* _WHAT YOU HAVE TO DO_: Pull out every line below containing the word "band".
TASK INPUT Start Marker
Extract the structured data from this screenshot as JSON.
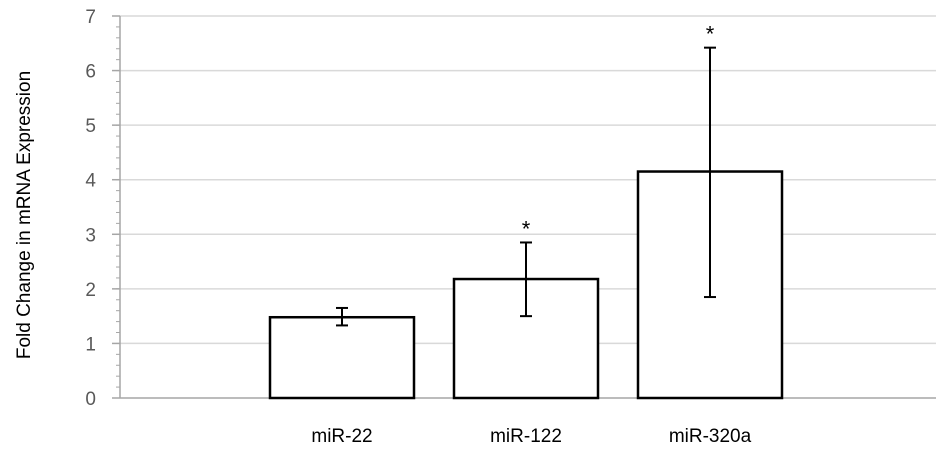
{
  "chart_data": {
    "type": "bar",
    "title": "",
    "xlabel": "",
    "ylabel": "Fold Change in mRNA Expression",
    "ylim": [
      0,
      7
    ],
    "yticks": [
      "0",
      "1",
      "2",
      "3",
      "4",
      "5",
      "6",
      "7"
    ],
    "grid": true,
    "categories": [
      "miR-22",
      "miR-122",
      "miR-320a"
    ],
    "values": [
      1.48,
      2.18,
      4.15
    ],
    "error_low": [
      1.33,
      1.5,
      1.85
    ],
    "error_high": [
      1.65,
      2.85,
      6.42
    ],
    "significance": [
      "",
      "*",
      "*"
    ],
    "colors": {
      "bar_fill": "#ffffff",
      "bar_stroke": "#000000",
      "grid": "#d9d9d9",
      "axis": "#a6a6a6"
    }
  }
}
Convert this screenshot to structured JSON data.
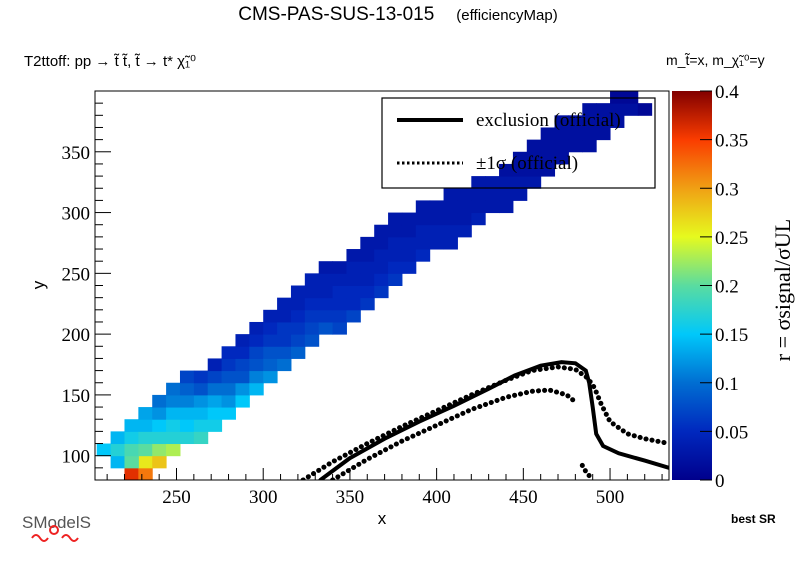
{
  "header": {
    "title": "CMS-PAS-SUS-13-015",
    "subtitle": "(efficiencyMap)",
    "process": "T2ttoff: pp → t̃ t̃, t̃ → t* χ̃₁⁰",
    "masses": "m_t̃=x, m_χ̃₁⁰=y",
    "best_sr": "best SR",
    "logo_text": "SModelS"
  },
  "chart_data": {
    "type": "heatmap",
    "title": "CMS-PAS-SUS-13-015 (efficiencyMap)",
    "xlabel": "x",
    "ylabel": "y",
    "zlabel": "r = σsignal/σUL",
    "xlim": [
      203,
      534
    ],
    "ylim": [
      80,
      400
    ],
    "zlim": [
      0,
      0.4
    ],
    "xticks": [
      250,
      300,
      350,
      400,
      450,
      500
    ],
    "yticks": [
      100,
      150,
      200,
      250,
      300,
      350
    ],
    "zticks": [
      "0",
      "0.05",
      "0.1",
      "0.15",
      "0.2",
      "0.25",
      "0.3",
      "0.35",
      "0.4"
    ],
    "legend": {
      "position": "top-right",
      "entries": [
        {
          "label": "exclusion (official)",
          "style": "solid"
        },
        {
          "label": "±1σ (official)",
          "style": "dotted"
        }
      ]
    },
    "cell_size": [
      8,
      10
    ],
    "cells_description": "diagonal band of cells along y ≈ x - 120 (width ~5 cells), r values high (~0.35) at low x, decreasing to ~0.02 at high x",
    "band": [
      {
        "x": 224,
        "ys": [
          85
        ],
        "r": [
          0.36
        ]
      },
      {
        "x": 232,
        "ys": [
          85,
          95
        ],
        "r": [
          0.32,
          0.26
        ]
      },
      {
        "x": 208,
        "ys": [
          105
        ],
        "r": [
          0.15
        ]
      },
      {
        "x": 216,
        "ys": [
          95,
          105,
          115
        ],
        "r": [
          0.14,
          0.17,
          0.14
        ]
      },
      {
        "x": 224,
        "ys": [
          95,
          105,
          115,
          125
        ],
        "r": [
          0.2,
          0.19,
          0.16,
          0.14
        ]
      },
      {
        "x": 232,
        "ys": [
          105,
          115,
          125,
          135
        ],
        "r": [
          0.2,
          0.17,
          0.14,
          0.13
        ]
      },
      {
        "x": 240,
        "ys": [
          95,
          105,
          115,
          125,
          135,
          145
        ],
        "r": [
          0.28,
          0.22,
          0.17,
          0.15,
          0.12,
          0.1
        ]
      },
      {
        "x": 248,
        "ys": [
          105,
          115,
          125,
          135,
          145,
          155
        ],
        "r": [
          0.23,
          0.17,
          0.16,
          0.14,
          0.11,
          0.1
        ]
      },
      {
        "x": 256,
        "ys": [
          115,
          125,
          135,
          145,
          155,
          165
        ],
        "r": [
          0.17,
          0.15,
          0.14,
          0.11,
          0.09,
          0.07
        ]
      },
      {
        "x": 264,
        "ys": [
          115,
          125,
          135,
          145,
          155,
          165
        ],
        "r": [
          0.18,
          0.16,
          0.14,
          0.12,
          0.08,
          0.06
        ]
      },
      {
        "x": 272,
        "ys": [
          125,
          135,
          145,
          155,
          165,
          175
        ],
        "r": [
          0.16,
          0.15,
          0.13,
          0.1,
          0.07,
          0.04
        ]
      },
      {
        "x": 280,
        "ys": [
          135,
          145,
          155,
          165,
          175,
          185
        ],
        "r": [
          0.15,
          0.12,
          0.1,
          0.08,
          0.06,
          0.05
        ]
      },
      {
        "x": 288,
        "ys": [
          145,
          155,
          165,
          175,
          185,
          195
        ],
        "r": [
          0.15,
          0.12,
          0.08,
          0.07,
          0.05,
          0.04
        ]
      },
      {
        "x": 296,
        "ys": [
          155,
          165,
          175,
          185,
          195,
          205
        ],
        "r": [
          0.14,
          0.11,
          0.08,
          0.07,
          0.05,
          0.04
        ]
      },
      {
        "x": 304,
        "ys": [
          165,
          175,
          185,
          195,
          205,
          215
        ],
        "r": [
          0.12,
          0.09,
          0.08,
          0.06,
          0.05,
          0.04
        ]
      },
      {
        "x": 312,
        "ys": [
          175,
          185,
          195,
          205,
          215,
          225
        ],
        "r": [
          0.1,
          0.08,
          0.06,
          0.06,
          0.04,
          0.04
        ]
      },
      {
        "x": 320,
        "ys": [
          185,
          195,
          205,
          215,
          225,
          235
        ],
        "r": [
          0.09,
          0.07,
          0.06,
          0.05,
          0.04,
          0.04
        ]
      },
      {
        "x": 328,
        "ys": [
          195,
          205,
          215,
          225,
          235,
          245
        ],
        "r": [
          0.08,
          0.07,
          0.06,
          0.05,
          0.04,
          0.04
        ]
      },
      {
        "x": 336,
        "ys": [
          205,
          215,
          225,
          235,
          245,
          255
        ],
        "r": [
          0.08,
          0.06,
          0.05,
          0.04,
          0.04,
          0.03
        ]
      },
      {
        "x": 344,
        "ys": [
          205,
          215,
          225,
          235,
          245,
          255
        ],
        "r": [
          0.07,
          0.06,
          0.05,
          0.05,
          0.04,
          0.03
        ]
      },
      {
        "x": 352,
        "ys": [
          215,
          225,
          235,
          245,
          255,
          265
        ],
        "r": [
          0.07,
          0.05,
          0.05,
          0.04,
          0.04,
          0.03
        ]
      },
      {
        "x": 360,
        "ys": [
          225,
          235,
          245,
          255,
          265,
          275
        ],
        "r": [
          0.06,
          0.05,
          0.04,
          0.04,
          0.03,
          0.03
        ]
      },
      {
        "x": 368,
        "ys": [
          235,
          245,
          255,
          265,
          275,
          285
        ],
        "r": [
          0.06,
          0.05,
          0.04,
          0.04,
          0.03,
          0.03
        ]
      },
      {
        "x": 376,
        "ys": [
          245,
          255,
          265,
          275,
          285,
          295
        ],
        "r": [
          0.06,
          0.05,
          0.04,
          0.04,
          0.03,
          0.03
        ]
      },
      {
        "x": 384,
        "ys": [
          255,
          265,
          275,
          285,
          295
        ],
        "r": [
          0.05,
          0.04,
          0.04,
          0.03,
          0.03
        ]
      },
      {
        "x": 392,
        "ys": [
          265,
          275,
          285,
          295,
          305
        ],
        "r": [
          0.05,
          0.04,
          0.04,
          0.03,
          0.03
        ]
      },
      {
        "x": 400,
        "ys": [
          275,
          285,
          295,
          305
        ],
        "r": [
          0.04,
          0.04,
          0.03,
          0.03
        ]
      },
      {
        "x": 408,
        "ys": [
          275,
          285,
          295,
          305,
          315
        ],
        "r": [
          0.04,
          0.04,
          0.03,
          0.03,
          0.03
        ]
      },
      {
        "x": 416,
        "ys": [
          285,
          295,
          305,
          315
        ],
        "r": [
          0.04,
          0.03,
          0.03,
          0.03
        ]
      },
      {
        "x": 424,
        "ys": [
          295,
          305,
          315,
          325
        ],
        "r": [
          0.04,
          0.03,
          0.03,
          0.03
        ]
      },
      {
        "x": 432,
        "ys": [
          305,
          315,
          325
        ],
        "r": [
          0.03,
          0.03,
          0.03
        ]
      },
      {
        "x": 440,
        "ys": [
          305,
          315,
          325,
          335
        ],
        "r": [
          0.03,
          0.03,
          0.03,
          0.02
        ]
      },
      {
        "x": 448,
        "ys": [
          315,
          325,
          335,
          345
        ],
        "r": [
          0.03,
          0.03,
          0.02,
          0.02
        ]
      },
      {
        "x": 456,
        "ys": [
          325,
          335,
          345,
          355
        ],
        "r": [
          0.03,
          0.02,
          0.02,
          0.02
        ]
      },
      {
        "x": 464,
        "ys": [
          335,
          345,
          355,
          365
        ],
        "r": [
          0.02,
          0.02,
          0.02,
          0.02
        ]
      },
      {
        "x": 472,
        "ys": [
          345,
          355,
          365,
          375
        ],
        "r": [
          0.02,
          0.02,
          0.02,
          0.02
        ]
      },
      {
        "x": 480,
        "ys": [
          355,
          365,
          375
        ],
        "r": [
          0.02,
          0.02,
          0.02
        ]
      },
      {
        "x": 488,
        "ys": [
          355,
          365,
          375,
          385
        ],
        "r": [
          0.02,
          0.02,
          0.02,
          0.02
        ]
      },
      {
        "x": 496,
        "ys": [
          365,
          375,
          385
        ],
        "r": [
          0.02,
          0.02,
          0.02
        ]
      },
      {
        "x": 504,
        "ys": [
          375,
          385,
          395
        ],
        "r": [
          0.02,
          0.02,
          0.01
        ]
      },
      {
        "x": 512,
        "ys": [
          385,
          395
        ],
        "r": [
          0.02,
          0.01
        ]
      },
      {
        "x": 520,
        "ys": [
          385
        ],
        "r": [
          0.01
        ]
      }
    ],
    "exclusion": [
      [
        333,
        80
      ],
      [
        350,
        98
      ],
      [
        370,
        114
      ],
      [
        390,
        128
      ],
      [
        410,
        141
      ],
      [
        430,
        155
      ],
      [
        445,
        166
      ],
      [
        460,
        174
      ],
      [
        472,
        177
      ],
      [
        480,
        176
      ],
      [
        486,
        170
      ],
      [
        488,
        160
      ],
      [
        490,
        140
      ],
      [
        492,
        118
      ],
      [
        496,
        108
      ],
      [
        505,
        102
      ],
      [
        520,
        96
      ],
      [
        534,
        90
      ]
    ],
    "exclusion_plus": [
      [
        323,
        80
      ],
      [
        340,
        95
      ],
      [
        360,
        110
      ],
      [
        380,
        124
      ],
      [
        400,
        137
      ],
      [
        420,
        150
      ],
      [
        440,
        162
      ],
      [
        455,
        170
      ],
      [
        470,
        173
      ],
      [
        480,
        171
      ],
      [
        487,
        164
      ],
      [
        491,
        156
      ],
      [
        495,
        142
      ],
      [
        500,
        128
      ],
      [
        510,
        118
      ],
      [
        520,
        114
      ],
      [
        534,
        110
      ]
    ],
    "exclusion_minus": [
      [
        340,
        80
      ],
      [
        360,
        97
      ],
      [
        380,
        112
      ],
      [
        400,
        125
      ],
      [
        420,
        138
      ],
      [
        440,
        148
      ],
      [
        455,
        153
      ],
      [
        465,
        154
      ],
      [
        475,
        150
      ],
      [
        481,
        143
      ]
    ],
    "exclusion_minus_tail": [
      [
        484,
        92
      ],
      [
        486,
        87
      ],
      [
        490,
        80
      ]
    ]
  }
}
TASK INPUT End Marker
* _TASK SOLUTION_:
    "cells_description": "diagonal band of cells along y ≈ x - 120 (width ~5 cells), r values high (~0.35) at low x, decreasing to ~0.02 at high x",
    "band": [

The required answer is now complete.